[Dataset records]
☆ ☆ ☆

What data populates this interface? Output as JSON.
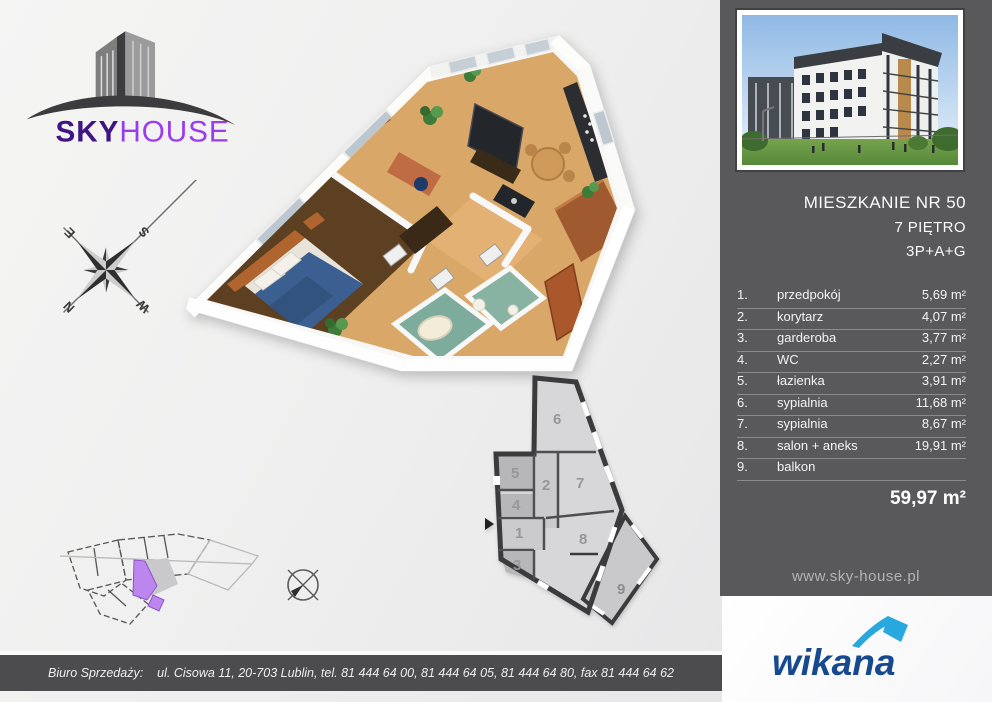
{
  "brand": {
    "sky": "SKY",
    "house": "HOUSE"
  },
  "compass": {
    "n": "N",
    "e": "E",
    "s": "S",
    "w": "W"
  },
  "panel": {
    "title": "MIESZKANIE NR 50",
    "floor": "7 PIĘTRO",
    "layout_code": "3P+A+G",
    "rooms": [
      {
        "num": "1.",
        "name": "przedpokój",
        "area": "5,69 m²"
      },
      {
        "num": "2.",
        "name": "korytarz",
        "area": "4,07 m²"
      },
      {
        "num": "3.",
        "name": "garderoba",
        "area": "3,77 m²"
      },
      {
        "num": "4.",
        "name": "WC",
        "area": "2,27 m²"
      },
      {
        "num": "5.",
        "name": "łazienka",
        "area": "3,91 m²"
      },
      {
        "num": "6.",
        "name": "sypialnia",
        "area": "11,68 m²"
      },
      {
        "num": "7.",
        "name": "sypialnia",
        "area": "8,67 m²"
      },
      {
        "num": "8.",
        "name": "salon + aneks",
        "area": "19,91 m²"
      },
      {
        "num": "9.",
        "name": "balkon",
        "area": ""
      }
    ],
    "total": "59,97 m²",
    "website": "www.sky-house.pl"
  },
  "plan2d": {
    "room_numbers": [
      "1",
      "2",
      "3",
      "4",
      "5",
      "6",
      "7",
      "8",
      "9"
    ]
  },
  "footer": {
    "label": "Biuro Sprzedaży:",
    "address": "ul. Cisowa 11, 20-703 Lublin, tel. 81 444 64 00, 81 444 64 05, 81 444 64 80, fax 81 444 64 62"
  },
  "wikana": {
    "name": "wikana"
  },
  "colors": {
    "brand_dark_purple": "#3f1582",
    "brand_light_purple": "#9a3bf0",
    "panel_gray": "#59595b",
    "footer_gray": "#4c4c4e",
    "unit_highlight_purple": "#bd85ee",
    "wikana_navy": "#17498f",
    "wikana_lightblue": "#29a8df"
  }
}
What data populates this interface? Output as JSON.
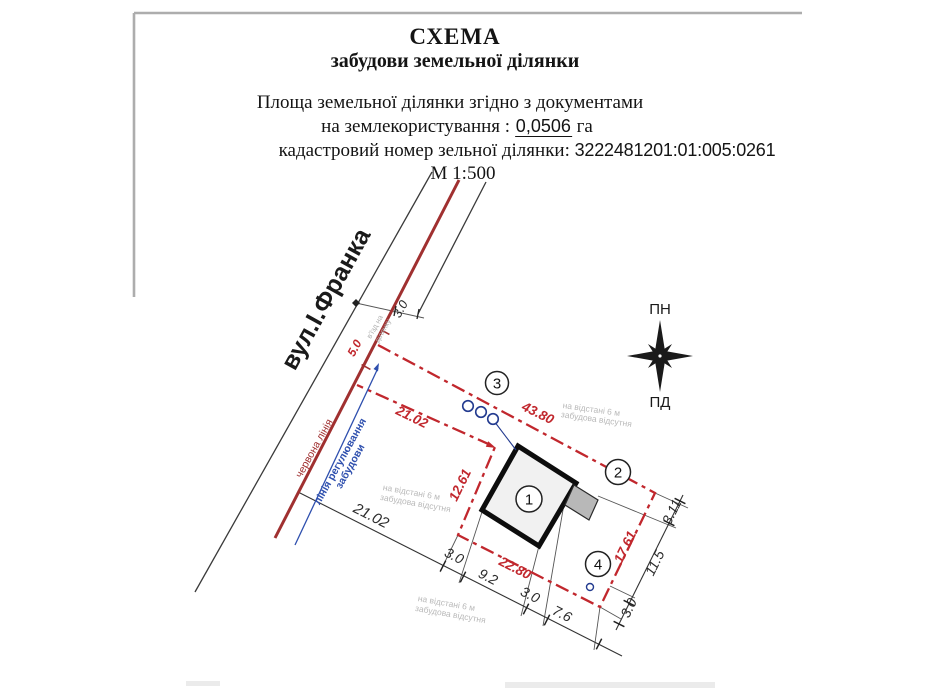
{
  "header": {
    "title_line1": "СХЕМА",
    "title_line2": "забудови земельної ділянки",
    "area_line": "Площа земельної  ділянки  згідно з документами",
    "landuse_prefix": "на землекористування :",
    "landuse_value": "0,0506",
    "landuse_suffix": "га",
    "cadastre_label": "кадастровий номер зельної ділянки:",
    "cadastre_value": "3222481201:01:005:0261",
    "scale": "М 1:500"
  },
  "diagram": {
    "street_name": "вул.І.Франка",
    "red_line_label": "червона лінія",
    "regulation_line_label1": "лінія регулювання",
    "regulation_line_label2": "забудови",
    "entrance_label1": "в'їзд на",
    "entrance_label2": "ділянку",
    "setback_note_line1": "на відстані 6 м",
    "setback_note_line2": "забудова відсутня",
    "compass": {
      "north": "ПН",
      "south": "ПД"
    },
    "markers": {
      "building": "1",
      "corner": "2",
      "wells": "3",
      "point": "4"
    },
    "dims": {
      "red": {
        "top": "43.80",
        "upper": "21.02",
        "left": "12.61",
        "bottom": "22.80",
        "right": "17.61",
        "entrance_width": "5.0"
      },
      "black": {
        "street_offset": "3.0",
        "chain_total": "21.02",
        "seg_a": "3.0",
        "seg_b": "9.2",
        "seg_c": "3.0",
        "seg_d": "7.6",
        "right_a": "3.0",
        "right_b": "11.5",
        "right_c": "3.11"
      }
    }
  },
  "colors": {
    "red_line": "#a03030",
    "boundary_red": "#c1272d",
    "regulation_blue": "#2e4fae",
    "dim_black": "#2b2b2b",
    "note_gray": "#b9b9b9",
    "frame_gray": "#adadad"
  }
}
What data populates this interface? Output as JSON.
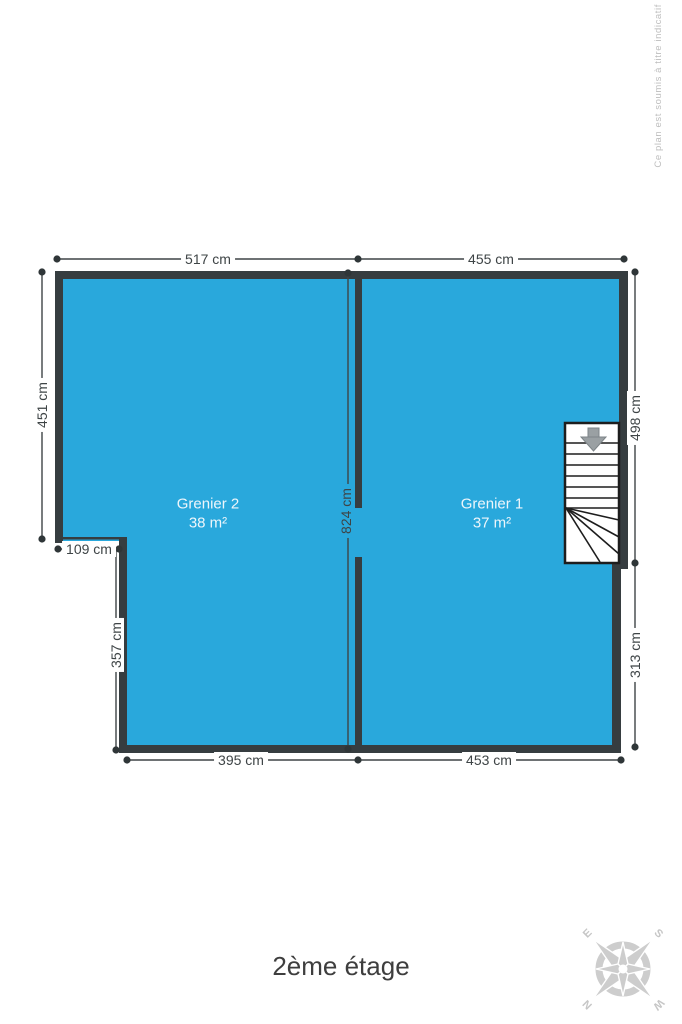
{
  "plan": {
    "title": "2ème étage",
    "watermark": "Ce plan est soumis à titre indicatif",
    "rooms": [
      {
        "name": "Grenier 2",
        "area": "38 m²"
      },
      {
        "name": "Grenier 1",
        "area": "37 m²"
      }
    ],
    "dimensions": {
      "top_left": "517 cm",
      "top_right": "455 cm",
      "left": "451 cm",
      "notch": "109 cm",
      "left_lower": "357 cm",
      "center": "824 cm",
      "right_upper": "498 cm",
      "right_lower": "313 cm",
      "bottom_left": "395 cm",
      "bottom_right": "453 cm"
    },
    "compass": {
      "north": "N",
      "east": "E",
      "south": "S",
      "west": "W"
    },
    "colors": {
      "floor": "#29a8dc",
      "wall": "#363d40",
      "dimension": "#3e4446",
      "stairs_outline": "#1d1d1d",
      "watermark": "#bdbdbd"
    }
  }
}
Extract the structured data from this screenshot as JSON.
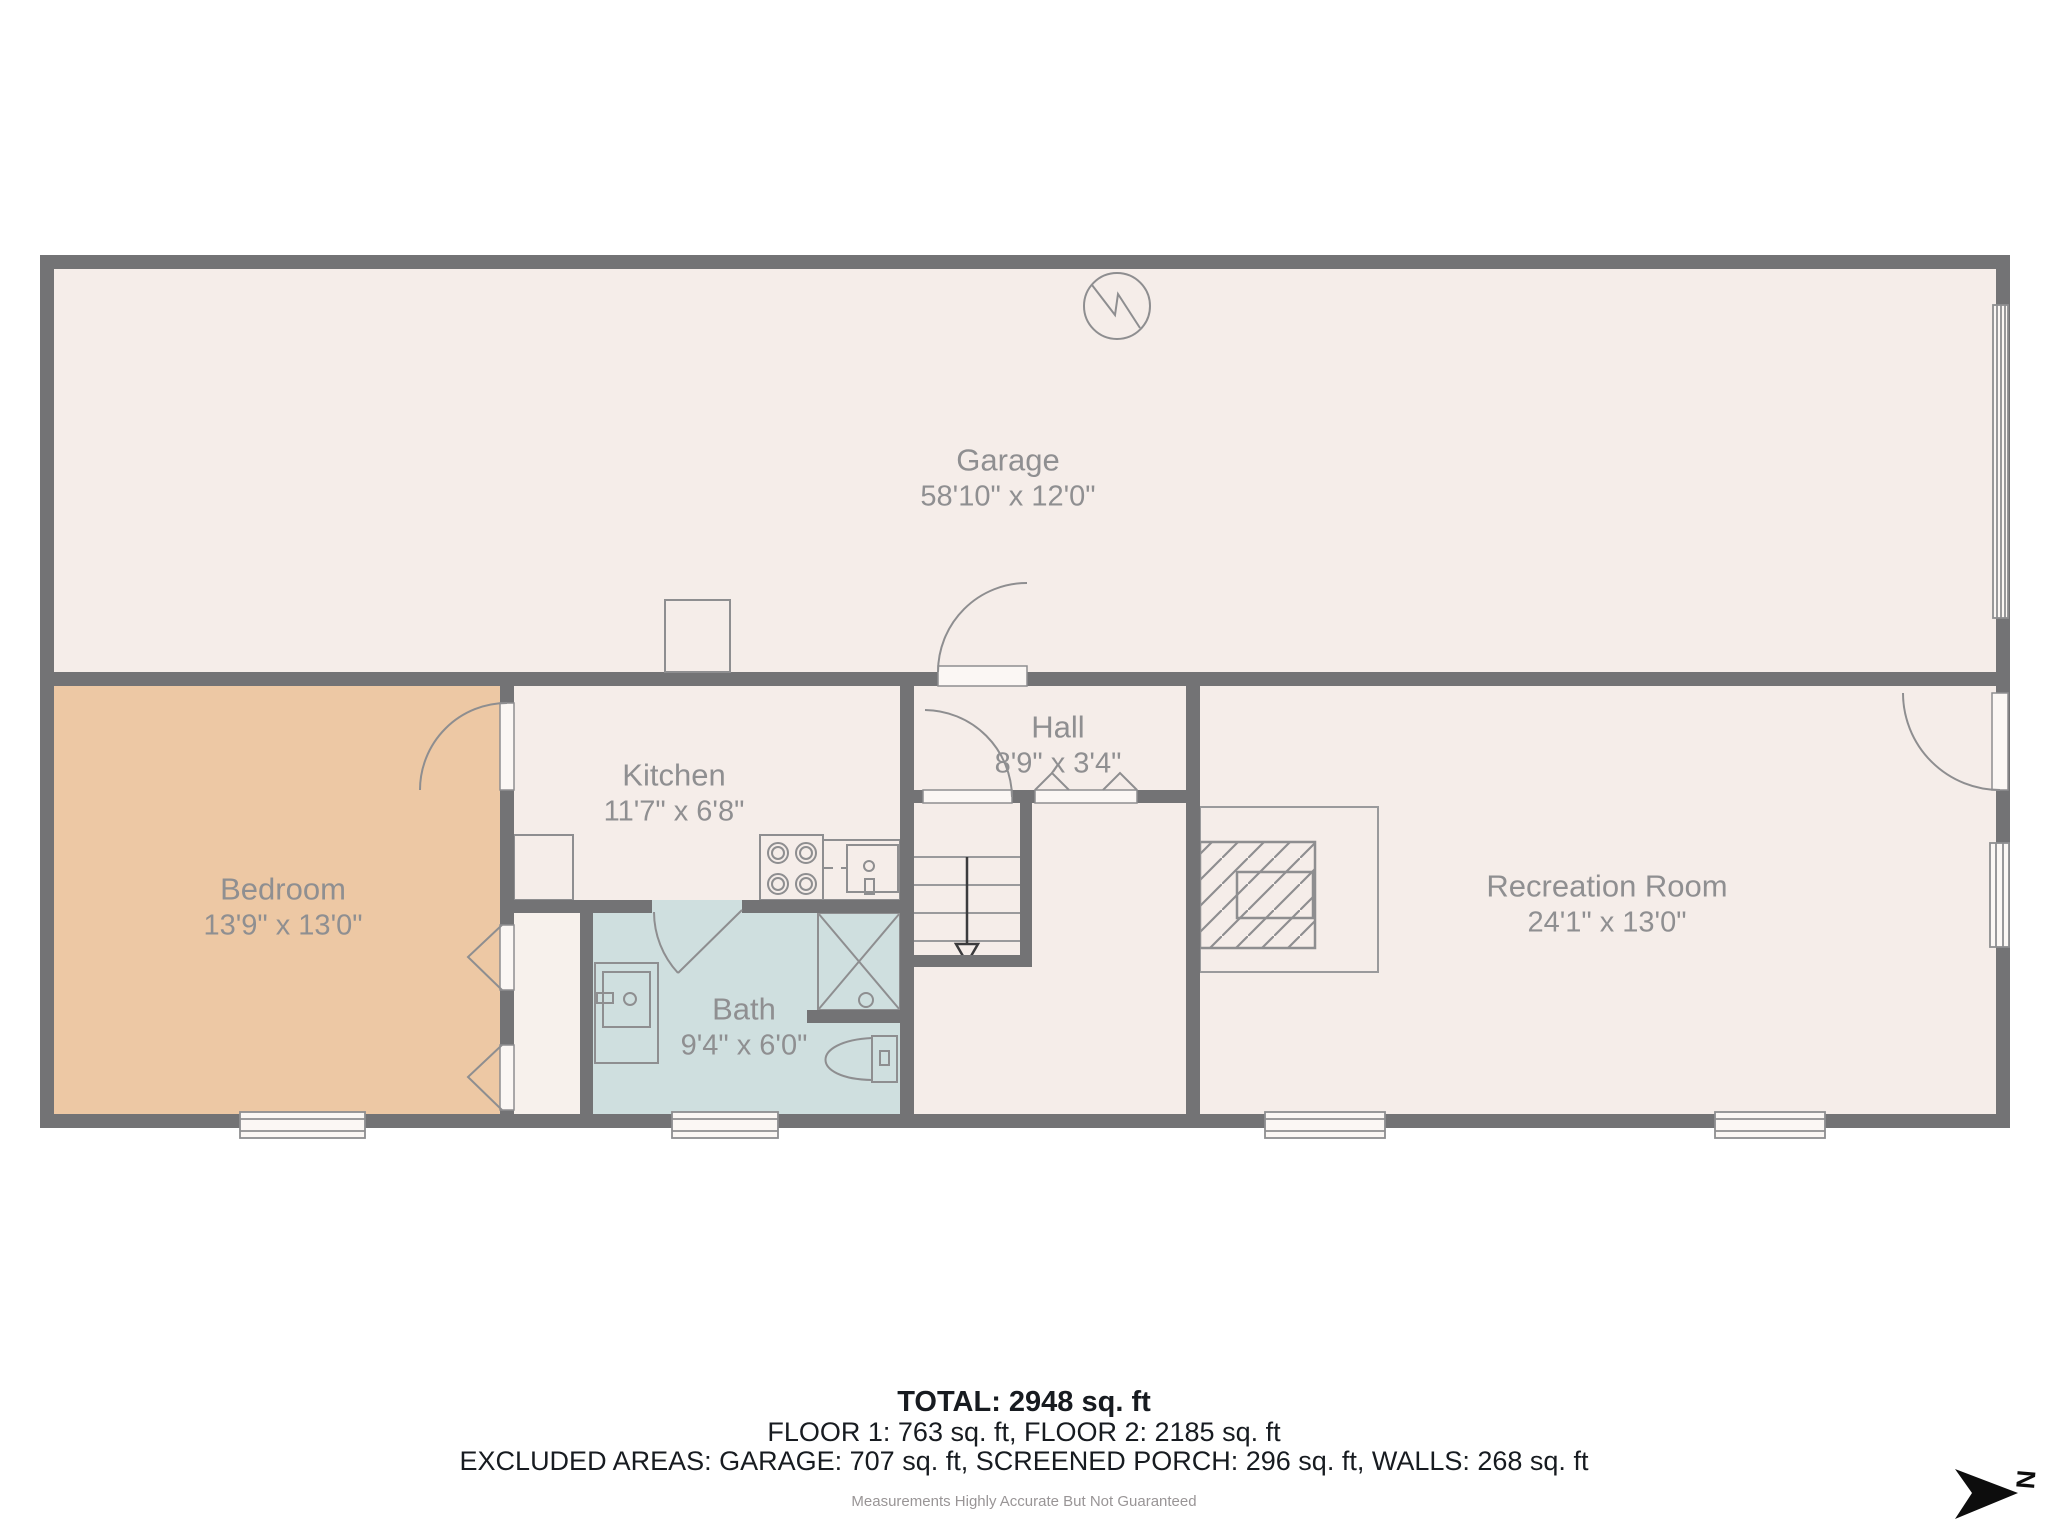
{
  "rooms": [
    {
      "id": "garage",
      "name": "Garage",
      "dims": "58'10\" x 12'0\""
    },
    {
      "id": "bedroom",
      "name": "Bedroom",
      "dims": "13'9\" x 13'0\""
    },
    {
      "id": "kitchen",
      "name": "Kitchen",
      "dims": "11'7\" x 6'8\""
    },
    {
      "id": "hall",
      "name": "Hall",
      "dims": "8'9\" x 3'4\""
    },
    {
      "id": "bath",
      "name": "Bath",
      "dims": "9'4\" x 6'0\""
    },
    {
      "id": "recreation",
      "name": "Recreation Room",
      "dims": "24'1\" x 13'0\""
    }
  ],
  "summary": {
    "total": "TOTAL: 2948 sq. ft",
    "floors": "FLOOR 1: 763 sq. ft, FLOOR 2: 2185 sq. ft",
    "excluded": "EXCLUDED AREAS: GARAGE: 707 sq. ft, SCREENED PORCH: 296 sq. ft, WALLS: 268 sq. ft",
    "disclaimer": "Measurements Highly Accurate But Not Guaranteed"
  },
  "compass": {
    "label": "N"
  },
  "colors": {
    "wall": "#737375",
    "floor": "#f5ede9",
    "bedroom_fill": "#edc8a4",
    "bath_fill": "#cfdfdf",
    "label_text": "#8f8f91",
    "summary_text": "#171b20",
    "fixture_line": "#8e8e90"
  }
}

☆ ☆ ☆

[TASK STATEMENT]
Make an exact copy of every entry above, minus the images.

[THE RESPONSE]
What data populates this interface? Output as JSON.
{
  "brand": {
    "sky": "SKY",
    "house": "HOUSE"
  },
  "compass": {
    "n": "N",
    "e": "E",
    "s": "S",
    "w": "W"
  },
  "panel": {
    "title": "MIESZKANIE NR 50",
    "floor": "7 PIĘTRO",
    "layout_code": "3P+A+G",
    "rooms": [
      {
        "num": "1.",
        "name": "przedpokój",
        "area": "5,69 m²"
      },
      {
        "num": "2.",
        "name": "korytarz",
        "area": "4,07 m²"
      },
      {
        "num": "3.",
        "name": "garderoba",
        "area": "3,77 m²"
      },
      {
        "num": "4.",
        "name": "WC",
        "area": "2,27 m²"
      },
      {
        "num": "5.",
        "name": "łazienka",
        "area": "3,91 m²"
      },
      {
        "num": "6.",
        "name": "sypialnia",
        "area": "11,68 m²"
      },
      {
        "num": "7.",
        "name": "sypialnia",
        "area": "8,67 m²"
      },
      {
        "num": "8.",
        "name": "salon + aneks",
        "area": "19,91 m²"
      },
      {
        "num": "9.",
        "name": "balkon",
        "area": ""
      }
    ],
    "total": "59,97 m²",
    "website": "www.sky-house.pl"
  },
  "plan2d": {
    "room_numbers": [
      "1",
      "2",
      "3",
      "4",
      "5",
      "6",
      "7",
      "8",
      "9"
    ]
  },
  "footer": {
    "label": "Biuro Sprzedaży:",
    "address": "ul. Cisowa 11, 20-703 Lublin, tel. 81 444 64 00, 81 444 64 05, 81 444 64 80, fax 81 444 64 62"
  },
  "wikana": {
    "name": "wikana"
  },
  "colors": {
    "brand_dark_purple": "#3f1582",
    "brand_light_purple": "#9a3bf0",
    "panel_gray": "#59595b",
    "footer_gray": "#4c4c4e",
    "unit_highlight_purple": "#bd85ee",
    "wikana_navy": "#17498f",
    "wikana_lightblue": "#29a8df"
  }
}
What data populates this interface? Output as JSON.
{
  "header": {
    "title_line1": "СХЕМА",
    "title_line2": "забудови земельної ділянки",
    "area_line": "Площа земельної  ділянки  згідно з документами",
    "landuse_prefix": "на землекористування :",
    "landuse_value": "0,0506",
    "landuse_suffix": "га",
    "cadastre_label": "кадастровий номер зельної ділянки:",
    "cadastre_value": "3222481201:01:005:0261",
    "scale": "М 1:500"
  },
  "diagram": {
    "street_name": "вул.І.Франка",
    "red_line_label": "червона лінія",
    "regulation_line_label1": "лінія регулювання",
    "regulation_line_label2": "забудови",
    "entrance_label1": "в'їзд на",
    "entrance_label2": "ділянку",
    "setback_note_line1": "на відстані 6 м",
    "setback_note_line2": "забудова відсутня",
    "compass": {
      "north": "ПН",
      "south": "ПД"
    },
    "markers": {
      "building": "1",
      "corner": "2",
      "wells": "3",
      "point": "4"
    },
    "dims": {
      "red": {
        "top": "43.80",
        "upper": "21.02",
        "left": "12.61",
        "bottom": "22.80",
        "right": "17.61",
        "entrance_width": "5.0"
      },
      "black": {
        "street_offset": "3.0",
        "chain_total": "21.02",
        "seg_a": "3.0",
        "seg_b": "9.2",
        "seg_c": "3.0",
        "seg_d": "7.6",
        "right_a": "3.0",
        "right_b": "11.5",
        "right_c": "3.11"
      }
    }
  },
  "colors": {
    "red_line": "#a03030",
    "boundary_red": "#c1272d",
    "regulation_blue": "#2e4fae",
    "dim_black": "#2b2b2b",
    "note_gray": "#b9b9b9",
    "frame_gray": "#adadad"
  }
}
What data populates this interface? Output as JSON.
{
  "plan": {
    "title": "2ème étage",
    "watermark": "Ce plan est soumis à titre indicatif",
    "rooms": [
      {
        "name": "Grenier 2",
        "area": "38 m²"
      },
      {
        "name": "Grenier 1",
        "area": "37 m²"
      }
    ],
    "dimensions": {
      "top_left": "517 cm",
      "top_right": "455 cm",
      "left": "451 cm",
      "notch": "109 cm",
      "left_lower": "357 cm",
      "center": "824 cm",
      "right_upper": "498 cm",
      "right_lower": "313 cm",
      "bottom_left": "395 cm",
      "bottom_right": "453 cm"
    },
    "compass": {
      "north": "N",
      "east": "E",
      "south": "S",
      "west": "W"
    },
    "colors": {
      "floor": "#29a8dc",
      "wall": "#363d40",
      "dimension": "#3e4446",
      "stairs_outline": "#1d1d1d",
      "watermark": "#bdbdbd"
    }
  }
}
Extract the structured data from this screenshot as JSON.
{
  "rooms": [
    {
      "id": "garage",
      "name": "Garage",
      "dims": "58'10\" x 12'0\""
    },
    {
      "id": "bedroom",
      "name": "Bedroom",
      "dims": "13'9\" x 13'0\""
    },
    {
      "id": "kitchen",
      "name": "Kitchen",
      "dims": "11'7\" x 6'8\""
    },
    {
      "id": "hall",
      "name": "Hall",
      "dims": "8'9\" x 3'4\""
    },
    {
      "id": "bath",
      "name": "Bath",
      "dims": "9'4\" x 6'0\""
    },
    {
      "id": "recreation",
      "name": "Recreation Room",
      "dims": "24'1\" x 13'0\""
    }
  ],
  "summary": {
    "total": "TOTAL: 2948 sq. ft",
    "floors": "FLOOR 1: 763 sq. ft, FLOOR 2: 2185 sq. ft",
    "excluded": "EXCLUDED AREAS: GARAGE: 707 sq. ft, SCREENED PORCH: 296 sq. ft, WALLS: 268 sq. ft",
    "disclaimer": "Measurements Highly Accurate But Not Guaranteed"
  },
  "compass": {
    "label": "N"
  },
  "colors": {
    "wall": "#737375",
    "floor": "#f5ede9",
    "bedroom_fill": "#edc8a4",
    "bath_fill": "#cfdfdf",
    "label_text": "#8f8f91",
    "summary_text": "#171b20",
    "fixture_line": "#8e8e90"
  }
}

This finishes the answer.